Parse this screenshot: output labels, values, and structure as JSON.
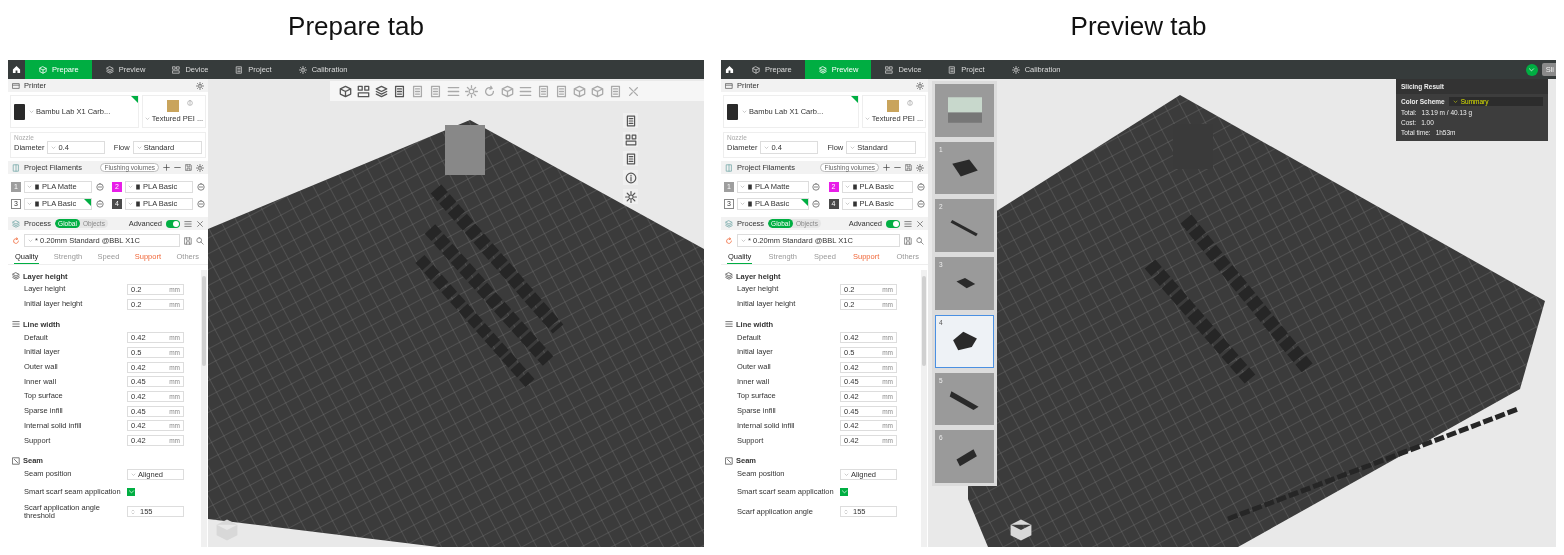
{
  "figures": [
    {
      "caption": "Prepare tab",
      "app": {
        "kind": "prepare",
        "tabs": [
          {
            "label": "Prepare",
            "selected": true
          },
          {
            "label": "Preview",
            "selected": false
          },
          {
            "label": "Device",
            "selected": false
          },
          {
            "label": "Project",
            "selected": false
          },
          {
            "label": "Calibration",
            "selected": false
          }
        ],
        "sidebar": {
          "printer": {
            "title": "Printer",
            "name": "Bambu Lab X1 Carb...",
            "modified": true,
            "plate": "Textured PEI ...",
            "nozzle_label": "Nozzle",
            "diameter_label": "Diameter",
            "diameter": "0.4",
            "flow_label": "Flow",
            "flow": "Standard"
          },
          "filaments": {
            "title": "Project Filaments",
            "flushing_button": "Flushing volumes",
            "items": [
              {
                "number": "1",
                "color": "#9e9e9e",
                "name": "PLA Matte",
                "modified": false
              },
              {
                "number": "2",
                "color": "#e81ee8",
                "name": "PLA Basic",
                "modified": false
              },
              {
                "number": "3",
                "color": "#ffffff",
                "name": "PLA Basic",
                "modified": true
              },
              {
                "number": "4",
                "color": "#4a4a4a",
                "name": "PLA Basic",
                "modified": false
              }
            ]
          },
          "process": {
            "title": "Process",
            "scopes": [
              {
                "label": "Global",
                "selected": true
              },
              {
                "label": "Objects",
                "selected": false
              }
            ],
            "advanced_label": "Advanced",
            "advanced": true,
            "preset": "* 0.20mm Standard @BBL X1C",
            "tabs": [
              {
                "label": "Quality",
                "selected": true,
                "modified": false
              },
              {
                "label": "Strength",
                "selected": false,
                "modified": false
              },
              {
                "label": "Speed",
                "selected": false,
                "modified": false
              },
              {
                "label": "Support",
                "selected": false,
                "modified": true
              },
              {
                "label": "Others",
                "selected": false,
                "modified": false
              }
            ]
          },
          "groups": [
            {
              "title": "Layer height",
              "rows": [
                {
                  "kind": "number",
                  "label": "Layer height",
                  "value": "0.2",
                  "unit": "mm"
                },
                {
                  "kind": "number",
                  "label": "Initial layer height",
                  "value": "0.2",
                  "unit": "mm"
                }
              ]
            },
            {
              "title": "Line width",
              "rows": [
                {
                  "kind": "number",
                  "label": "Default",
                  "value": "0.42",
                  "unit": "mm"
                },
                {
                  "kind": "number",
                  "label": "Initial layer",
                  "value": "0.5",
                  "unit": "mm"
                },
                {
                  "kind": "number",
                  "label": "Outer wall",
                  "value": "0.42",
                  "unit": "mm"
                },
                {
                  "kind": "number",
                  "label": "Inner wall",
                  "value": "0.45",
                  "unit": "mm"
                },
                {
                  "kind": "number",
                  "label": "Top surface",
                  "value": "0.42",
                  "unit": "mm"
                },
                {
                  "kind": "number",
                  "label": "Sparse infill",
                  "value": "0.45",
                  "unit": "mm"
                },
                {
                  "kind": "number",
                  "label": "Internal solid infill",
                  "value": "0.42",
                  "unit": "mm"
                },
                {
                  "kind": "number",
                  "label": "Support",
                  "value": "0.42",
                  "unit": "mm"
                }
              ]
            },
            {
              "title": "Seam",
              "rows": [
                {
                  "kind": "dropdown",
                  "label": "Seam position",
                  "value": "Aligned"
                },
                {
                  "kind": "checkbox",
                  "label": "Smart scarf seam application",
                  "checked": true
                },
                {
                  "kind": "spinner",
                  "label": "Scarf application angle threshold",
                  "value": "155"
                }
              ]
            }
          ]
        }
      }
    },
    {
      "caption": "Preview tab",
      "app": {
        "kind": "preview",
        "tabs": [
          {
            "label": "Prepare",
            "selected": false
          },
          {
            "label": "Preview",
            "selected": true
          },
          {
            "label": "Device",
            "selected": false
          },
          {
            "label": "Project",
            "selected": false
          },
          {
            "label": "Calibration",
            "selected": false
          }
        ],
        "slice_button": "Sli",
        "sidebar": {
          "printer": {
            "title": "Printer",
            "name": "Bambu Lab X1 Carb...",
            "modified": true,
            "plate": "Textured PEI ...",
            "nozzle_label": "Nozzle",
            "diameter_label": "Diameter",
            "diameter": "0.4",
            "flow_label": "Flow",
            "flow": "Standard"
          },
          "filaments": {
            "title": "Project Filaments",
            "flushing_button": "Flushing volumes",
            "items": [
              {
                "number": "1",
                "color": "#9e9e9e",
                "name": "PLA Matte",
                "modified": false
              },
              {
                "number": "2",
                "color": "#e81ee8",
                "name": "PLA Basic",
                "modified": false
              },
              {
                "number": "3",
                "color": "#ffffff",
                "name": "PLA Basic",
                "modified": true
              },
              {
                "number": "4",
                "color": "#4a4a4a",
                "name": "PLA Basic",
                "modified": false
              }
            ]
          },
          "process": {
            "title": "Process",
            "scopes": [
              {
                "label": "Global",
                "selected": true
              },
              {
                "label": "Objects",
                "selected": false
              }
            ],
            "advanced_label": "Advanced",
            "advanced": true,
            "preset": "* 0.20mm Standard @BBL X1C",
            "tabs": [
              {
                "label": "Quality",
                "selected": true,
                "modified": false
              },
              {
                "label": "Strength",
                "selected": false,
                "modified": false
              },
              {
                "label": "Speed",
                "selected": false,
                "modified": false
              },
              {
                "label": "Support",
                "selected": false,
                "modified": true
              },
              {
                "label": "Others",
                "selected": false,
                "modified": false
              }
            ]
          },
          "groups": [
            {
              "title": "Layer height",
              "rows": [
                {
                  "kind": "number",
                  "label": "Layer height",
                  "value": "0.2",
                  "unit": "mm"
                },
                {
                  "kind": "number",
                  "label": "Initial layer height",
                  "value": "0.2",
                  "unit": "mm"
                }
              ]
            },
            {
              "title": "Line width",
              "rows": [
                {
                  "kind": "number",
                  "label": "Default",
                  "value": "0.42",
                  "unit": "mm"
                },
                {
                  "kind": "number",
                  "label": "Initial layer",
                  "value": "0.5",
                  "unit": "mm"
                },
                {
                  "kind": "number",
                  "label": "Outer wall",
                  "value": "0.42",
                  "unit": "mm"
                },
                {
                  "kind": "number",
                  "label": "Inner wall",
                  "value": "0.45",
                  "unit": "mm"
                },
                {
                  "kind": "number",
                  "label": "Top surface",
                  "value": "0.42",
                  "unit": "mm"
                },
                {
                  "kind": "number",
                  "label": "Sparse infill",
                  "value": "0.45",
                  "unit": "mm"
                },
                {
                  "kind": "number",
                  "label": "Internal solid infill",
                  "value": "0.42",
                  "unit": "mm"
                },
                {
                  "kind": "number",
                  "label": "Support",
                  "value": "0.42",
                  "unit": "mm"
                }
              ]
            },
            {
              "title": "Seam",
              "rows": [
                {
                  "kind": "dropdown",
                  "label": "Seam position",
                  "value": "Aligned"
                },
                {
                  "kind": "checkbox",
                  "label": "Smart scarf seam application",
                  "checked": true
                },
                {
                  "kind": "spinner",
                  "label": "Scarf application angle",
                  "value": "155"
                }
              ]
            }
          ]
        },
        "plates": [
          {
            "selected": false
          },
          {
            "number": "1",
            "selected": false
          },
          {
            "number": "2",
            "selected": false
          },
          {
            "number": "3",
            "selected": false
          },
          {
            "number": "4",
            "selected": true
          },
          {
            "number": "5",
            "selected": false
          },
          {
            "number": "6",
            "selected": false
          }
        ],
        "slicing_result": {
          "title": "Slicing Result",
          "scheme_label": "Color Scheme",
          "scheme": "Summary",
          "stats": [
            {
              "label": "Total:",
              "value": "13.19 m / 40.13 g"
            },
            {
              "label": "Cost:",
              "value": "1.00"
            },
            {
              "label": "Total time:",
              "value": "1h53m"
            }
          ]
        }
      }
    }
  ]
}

__________

WHAT THE TASK ASKS: Skip the pictures and print each record exactly as it stands.

THE REPLY:
Parse this screenshot: output labels, values, and structure as JSON.
{
  "figures": [
    {
      "caption": "Prepare tab",
      "app": {
        "kind": "prepare",
        "tabs": [
          {
            "label": "Prepare",
            "selected": true
          },
          {
            "label": "Preview",
            "selected": false
          },
          {
            "label": "Device",
            "selected": false
          },
          {
            "label": "Project",
            "selected": false
          },
          {
            "label": "Calibration",
            "selected": false
          }
        ],
        "sidebar": {
          "printer": {
            "title": "Printer",
            "name": "Bambu Lab X1 Carb...",
            "modified": true,
            "plate": "Textured PEI ...",
            "nozzle_label": "Nozzle",
            "diameter_label": "Diameter",
            "diameter": "0.4",
            "flow_label": "Flow",
            "flow": "Standard"
          },
          "filaments": {
            "title": "Project Filaments",
            "flushing_button": "Flushing volumes",
            "items": [
              {
                "number": "1",
                "color": "#9e9e9e",
                "name": "PLA Matte",
                "modified": false
              },
              {
                "number": "2",
                "color": "#e81ee8",
                "name": "PLA Basic",
                "modified": false
              },
              {
                "number": "3",
                "color": "#ffffff",
                "name": "PLA Basic",
                "modified": true
              },
              {
                "number": "4",
                "color": "#4a4a4a",
                "name": "PLA Basic",
                "modified": false
              }
            ]
          },
          "process": {
            "title": "Process",
            "scopes": [
              {
                "label": "Global",
                "selected": true
              },
              {
                "label": "Objects",
                "selected": false
              }
            ],
            "advanced_label": "Advanced",
            "advanced": true,
            "preset": "* 0.20mm Standard @BBL X1C",
            "tabs": [
              {
                "label": "Quality",
                "selected": true,
                "modified": false
              },
              {
                "label": "Strength",
                "selected": false,
                "modified": false
              },
              {
                "label": "Speed",
                "selected": false,
                "modified": false
              },
              {
                "label": "Support",
                "selected": false,
                "modified": true
              },
              {
                "label": "Others",
                "selected": false,
                "modified": false
              }
            ]
          },
          "groups": [
            {
              "title": "Layer height",
              "rows": [
                {
                  "kind": "number",
                  "label": "Layer height",
                  "value": "0.2",
                  "unit": "mm"
                },
                {
                  "kind": "number",
                  "label": "Initial layer height",
                  "value": "0.2",
                  "unit": "mm"
                }
              ]
            },
            {
              "title": "Line width",
              "rows": [
                {
                  "kind": "number",
                  "label": "Default",
                  "value": "0.42",
                  "unit": "mm"
                },
                {
                  "kind": "number",
                  "label": "Initial layer",
                  "value": "0.5",
                  "unit": "mm"
                },
                {
                  "kind": "number",
                  "label": "Outer wall",
                  "value": "0.42",
                  "unit": "mm"
                },
                {
                  "kind": "number",
                  "label": "Inner wall",
                  "value": "0.45",
                  "unit": "mm"
                },
                {
                  "kind": "number",
                  "label": "Top surface",
                  "value": "0.42",
                  "unit": "mm"
                },
                {
                  "kind": "number",
                  "label": "Sparse infill",
                  "value": "0.45",
                  "unit": "mm"
                },
                {
                  "kind": "number",
                  "label": "Internal solid infill",
                  "value": "0.42",
                  "unit": "mm"
                },
                {
                  "kind": "number",
                  "label": "Support",
                  "value": "0.42",
                  "unit": "mm"
                }
              ]
            },
            {
              "title": "Seam",
              "rows": [
                {
                  "kind": "dropdown",
                  "label": "Seam position",
                  "value": "Aligned"
                },
                {
                  "kind": "checkbox",
                  "label": "Smart scarf seam application",
                  "checked": true
                },
                {
                  "kind": "spinner",
                  "label": "Scarf application angle threshold",
                  "value": "155"
                }
              ]
            }
          ]
        }
      }
    },
    {
      "caption": "Preview tab",
      "app": {
        "kind": "preview",
        "tabs": [
          {
            "label": "Prepare",
            "selected": false
          },
          {
            "label": "Preview",
            "selected": true
          },
          {
            "label": "Device",
            "selected": false
          },
          {
            "label": "Project",
            "selected": false
          },
          {
            "label": "Calibration",
            "selected": false
          }
        ],
        "slice_button": "Sli",
        "sidebar": {
          "printer": {
            "title": "Printer",
            "name": "Bambu Lab X1 Carb...",
            "modified": true,
            "plate": "Textured PEI ...",
            "nozzle_label": "Nozzle",
            "diameter_label": "Diameter",
            "diameter": "0.4",
            "flow_label": "Flow",
            "flow": "Standard"
          },
          "filaments": {
            "title": "Project Filaments",
            "flushing_button": "Flushing volumes",
            "items": [
              {
                "number": "1",
                "color": "#9e9e9e",
                "name": "PLA Matte",
                "modified": false
              },
              {
                "number": "2",
                "color": "#e81ee8",
                "name": "PLA Basic",
                "modified": false
              },
              {
                "number": "3",
                "color": "#ffffff",
                "name": "PLA Basic",
                "modified": true
              },
              {
                "number": "4",
                "color": "#4a4a4a",
                "name": "PLA Basic",
                "modified": false
              }
            ]
          },
          "process": {
            "title": "Process",
            "scopes": [
              {
                "label": "Global",
                "selected": true
              },
              {
                "label": "Objects",
                "selected": false
              }
            ],
            "advanced_label": "Advanced",
            "advanced": true,
            "preset": "* 0.20mm Standard @BBL X1C",
            "tabs": [
              {
                "label": "Quality",
                "selected": true,
                "modified": false
              },
              {
                "label": "Strength",
                "selected": false,
                "modified": false
              },
              {
                "label": "Speed",
                "selected": false,
                "modified": false
              },
              {
                "label": "Support",
                "selected": false,
                "modified": true
              },
              {
                "label": "Others",
                "selected": false,
                "modified": false
              }
            ]
          },
          "groups": [
            {
              "title": "Layer height",
              "rows": [
                {
                  "kind": "number",
                  "label": "Layer height",
                  "value": "0.2",
                  "unit": "mm"
                },
                {
                  "kind": "number",
                  "label": "Initial layer height",
                  "value": "0.2",
                  "unit": "mm"
                }
              ]
            },
            {
              "title": "Line width",
              "rows": [
                {
                  "kind": "number",
                  "label": "Default",
                  "value": "0.42",
                  "unit": "mm"
                },
                {
                  "kind": "number",
                  "label": "Initial layer",
                  "value": "0.5",
                  "unit": "mm"
                },
                {
                  "kind": "number",
                  "label": "Outer wall",
                  "value": "0.42",
                  "unit": "mm"
                },
                {
                  "kind": "number",
                  "label": "Inner wall",
                  "value": "0.45",
                  "unit": "mm"
                },
                {
                  "kind": "number",
                  "label": "Top surface",
                  "value": "0.42",
                  "unit": "mm"
                },
                {
                  "kind": "number",
                  "label": "Sparse infill",
                  "value": "0.45",
                  "unit": "mm"
                },
                {
                  "kind": "number",
                  "label": "Internal solid infill",
                  "value": "0.42",
                  "unit": "mm"
                },
                {
                  "kind": "number",
                  "label": "Support",
                  "value": "0.42",
                  "unit": "mm"
                }
              ]
            },
            {
              "title": "Seam",
              "rows": [
                {
                  "kind": "dropdown",
                  "label": "Seam position",
                  "value": "Aligned"
                },
                {
                  "kind": "checkbox",
                  "label": "Smart scarf seam application",
                  "checked": true
                },
                {
                  "kind": "spinner",
                  "label": "Scarf application angle",
                  "value": "155"
                }
              ]
            }
          ]
        },
        "plates": [
          {
            "selected": false
          },
          {
            "number": "1",
            "selected": false
          },
          {
            "number": "2",
            "selected": false
          },
          {
            "number": "3",
            "selected": false
          },
          {
            "number": "4",
            "selected": true
          },
          {
            "number": "5",
            "selected": false
          },
          {
            "number": "6",
            "selected": false
          }
        ],
        "slicing_result": {
          "title": "Slicing Result",
          "scheme_label": "Color Scheme",
          "scheme": "Summary",
          "stats": [
            {
              "label": "Total:",
              "value": "13.19 m / 40.13 g"
            },
            {
              "label": "Cost:",
              "value": "1.00"
            },
            {
              "label": "Total time:",
              "value": "1h53m"
            }
          ]
        }
      }
    }
  ]
}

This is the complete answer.